Dataset listings of figures:
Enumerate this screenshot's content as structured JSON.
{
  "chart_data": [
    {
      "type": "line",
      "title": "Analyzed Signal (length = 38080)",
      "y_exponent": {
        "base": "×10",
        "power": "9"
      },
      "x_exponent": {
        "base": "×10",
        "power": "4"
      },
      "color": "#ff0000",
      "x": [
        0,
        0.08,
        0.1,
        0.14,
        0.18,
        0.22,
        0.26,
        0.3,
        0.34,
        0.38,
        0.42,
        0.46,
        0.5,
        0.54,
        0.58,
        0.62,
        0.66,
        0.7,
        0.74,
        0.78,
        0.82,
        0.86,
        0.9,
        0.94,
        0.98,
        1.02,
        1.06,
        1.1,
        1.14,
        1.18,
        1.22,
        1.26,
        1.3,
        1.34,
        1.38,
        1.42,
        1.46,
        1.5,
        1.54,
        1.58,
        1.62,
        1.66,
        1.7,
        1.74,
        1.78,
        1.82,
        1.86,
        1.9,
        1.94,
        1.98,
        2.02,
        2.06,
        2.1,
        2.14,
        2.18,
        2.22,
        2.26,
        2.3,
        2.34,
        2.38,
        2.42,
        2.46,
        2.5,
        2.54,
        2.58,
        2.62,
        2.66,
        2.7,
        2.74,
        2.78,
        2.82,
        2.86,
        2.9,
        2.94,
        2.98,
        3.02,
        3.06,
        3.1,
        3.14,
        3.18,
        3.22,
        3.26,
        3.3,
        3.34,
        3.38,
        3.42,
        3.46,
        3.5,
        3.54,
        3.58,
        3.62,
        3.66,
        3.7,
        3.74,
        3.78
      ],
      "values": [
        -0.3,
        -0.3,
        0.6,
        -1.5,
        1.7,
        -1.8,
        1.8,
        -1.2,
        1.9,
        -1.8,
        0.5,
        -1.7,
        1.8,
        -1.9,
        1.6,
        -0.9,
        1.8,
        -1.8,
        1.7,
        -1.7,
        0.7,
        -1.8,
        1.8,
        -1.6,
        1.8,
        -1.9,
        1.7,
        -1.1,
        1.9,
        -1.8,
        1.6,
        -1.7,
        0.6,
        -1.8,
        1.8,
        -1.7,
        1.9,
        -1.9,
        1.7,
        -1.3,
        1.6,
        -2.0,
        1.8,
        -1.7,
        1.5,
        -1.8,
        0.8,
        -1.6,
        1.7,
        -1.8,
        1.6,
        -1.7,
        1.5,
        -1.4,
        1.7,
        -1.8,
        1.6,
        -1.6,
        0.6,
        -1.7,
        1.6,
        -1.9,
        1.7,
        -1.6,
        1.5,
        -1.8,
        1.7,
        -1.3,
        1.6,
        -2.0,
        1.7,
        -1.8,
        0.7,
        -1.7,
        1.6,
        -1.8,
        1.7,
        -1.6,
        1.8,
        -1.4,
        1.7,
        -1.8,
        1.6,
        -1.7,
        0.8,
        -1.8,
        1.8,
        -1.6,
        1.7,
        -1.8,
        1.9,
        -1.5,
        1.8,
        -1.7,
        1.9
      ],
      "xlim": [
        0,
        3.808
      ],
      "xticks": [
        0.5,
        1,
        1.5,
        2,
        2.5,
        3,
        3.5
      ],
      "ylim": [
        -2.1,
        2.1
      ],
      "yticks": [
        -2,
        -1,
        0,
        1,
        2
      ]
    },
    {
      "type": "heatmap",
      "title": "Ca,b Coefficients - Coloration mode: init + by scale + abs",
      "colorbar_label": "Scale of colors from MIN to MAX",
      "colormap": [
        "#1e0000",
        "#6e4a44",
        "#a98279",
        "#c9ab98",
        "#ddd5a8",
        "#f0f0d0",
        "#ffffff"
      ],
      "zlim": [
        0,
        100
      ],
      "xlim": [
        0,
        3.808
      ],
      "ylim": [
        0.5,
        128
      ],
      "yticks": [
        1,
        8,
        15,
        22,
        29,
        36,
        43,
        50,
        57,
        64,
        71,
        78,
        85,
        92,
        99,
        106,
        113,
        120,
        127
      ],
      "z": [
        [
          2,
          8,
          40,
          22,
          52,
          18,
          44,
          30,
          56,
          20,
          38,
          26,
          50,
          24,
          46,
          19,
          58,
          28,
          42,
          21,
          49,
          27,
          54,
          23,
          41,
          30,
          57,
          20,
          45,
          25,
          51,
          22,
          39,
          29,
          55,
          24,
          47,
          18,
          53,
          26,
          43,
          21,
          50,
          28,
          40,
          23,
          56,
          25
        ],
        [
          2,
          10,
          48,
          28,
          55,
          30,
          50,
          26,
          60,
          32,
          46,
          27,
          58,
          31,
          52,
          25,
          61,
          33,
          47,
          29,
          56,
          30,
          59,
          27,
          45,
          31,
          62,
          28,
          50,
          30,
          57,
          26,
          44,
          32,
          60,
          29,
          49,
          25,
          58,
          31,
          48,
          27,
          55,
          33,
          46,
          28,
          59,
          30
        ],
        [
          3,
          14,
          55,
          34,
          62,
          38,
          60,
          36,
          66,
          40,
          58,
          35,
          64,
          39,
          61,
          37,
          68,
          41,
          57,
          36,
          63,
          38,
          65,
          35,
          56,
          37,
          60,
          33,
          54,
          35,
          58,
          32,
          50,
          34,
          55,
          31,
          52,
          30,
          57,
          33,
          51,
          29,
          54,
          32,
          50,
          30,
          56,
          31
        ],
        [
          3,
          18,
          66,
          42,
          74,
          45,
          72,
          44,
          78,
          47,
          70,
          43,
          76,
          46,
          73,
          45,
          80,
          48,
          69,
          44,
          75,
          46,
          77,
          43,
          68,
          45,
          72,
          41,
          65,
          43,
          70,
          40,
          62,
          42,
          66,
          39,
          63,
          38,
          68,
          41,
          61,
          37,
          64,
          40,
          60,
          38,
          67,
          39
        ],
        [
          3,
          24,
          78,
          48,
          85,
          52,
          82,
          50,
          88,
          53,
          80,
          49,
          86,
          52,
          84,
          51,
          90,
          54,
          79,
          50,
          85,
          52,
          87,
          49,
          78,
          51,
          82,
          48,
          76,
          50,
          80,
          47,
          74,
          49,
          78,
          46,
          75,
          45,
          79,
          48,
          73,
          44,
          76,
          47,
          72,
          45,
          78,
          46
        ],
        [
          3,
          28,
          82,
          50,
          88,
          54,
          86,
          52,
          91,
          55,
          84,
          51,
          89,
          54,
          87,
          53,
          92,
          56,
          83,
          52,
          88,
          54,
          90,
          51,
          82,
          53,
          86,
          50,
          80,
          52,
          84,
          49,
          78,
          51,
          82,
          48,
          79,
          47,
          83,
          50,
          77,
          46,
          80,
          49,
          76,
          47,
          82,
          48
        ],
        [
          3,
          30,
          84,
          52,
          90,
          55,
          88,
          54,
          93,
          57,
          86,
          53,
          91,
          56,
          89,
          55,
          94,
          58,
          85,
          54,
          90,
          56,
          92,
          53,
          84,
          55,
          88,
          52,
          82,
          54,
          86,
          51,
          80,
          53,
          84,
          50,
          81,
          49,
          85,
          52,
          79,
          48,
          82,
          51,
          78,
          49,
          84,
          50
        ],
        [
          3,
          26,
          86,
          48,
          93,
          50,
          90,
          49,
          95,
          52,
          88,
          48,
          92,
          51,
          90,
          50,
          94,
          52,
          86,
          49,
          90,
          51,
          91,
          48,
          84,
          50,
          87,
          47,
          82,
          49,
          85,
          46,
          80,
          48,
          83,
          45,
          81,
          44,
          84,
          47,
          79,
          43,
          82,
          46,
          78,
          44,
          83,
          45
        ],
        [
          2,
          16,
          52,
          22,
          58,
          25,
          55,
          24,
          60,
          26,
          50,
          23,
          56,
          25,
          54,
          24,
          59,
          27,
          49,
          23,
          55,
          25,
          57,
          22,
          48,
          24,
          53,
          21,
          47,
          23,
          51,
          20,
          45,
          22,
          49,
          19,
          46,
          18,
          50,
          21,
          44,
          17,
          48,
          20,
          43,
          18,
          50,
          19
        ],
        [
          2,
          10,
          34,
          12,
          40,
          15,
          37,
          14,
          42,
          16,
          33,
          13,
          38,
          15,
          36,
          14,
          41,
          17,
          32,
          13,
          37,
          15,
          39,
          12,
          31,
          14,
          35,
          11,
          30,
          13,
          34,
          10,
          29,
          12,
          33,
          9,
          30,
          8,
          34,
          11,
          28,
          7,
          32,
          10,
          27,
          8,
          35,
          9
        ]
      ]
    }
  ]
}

- [Exercise details]:
Copy out the lines in which the string "title" appears.

- [Task result]:
      "title": "Analyzed Signal (length = 38080)",
      "title": "Ca,b Coefficients - Coloration mode: init + by scale + abs",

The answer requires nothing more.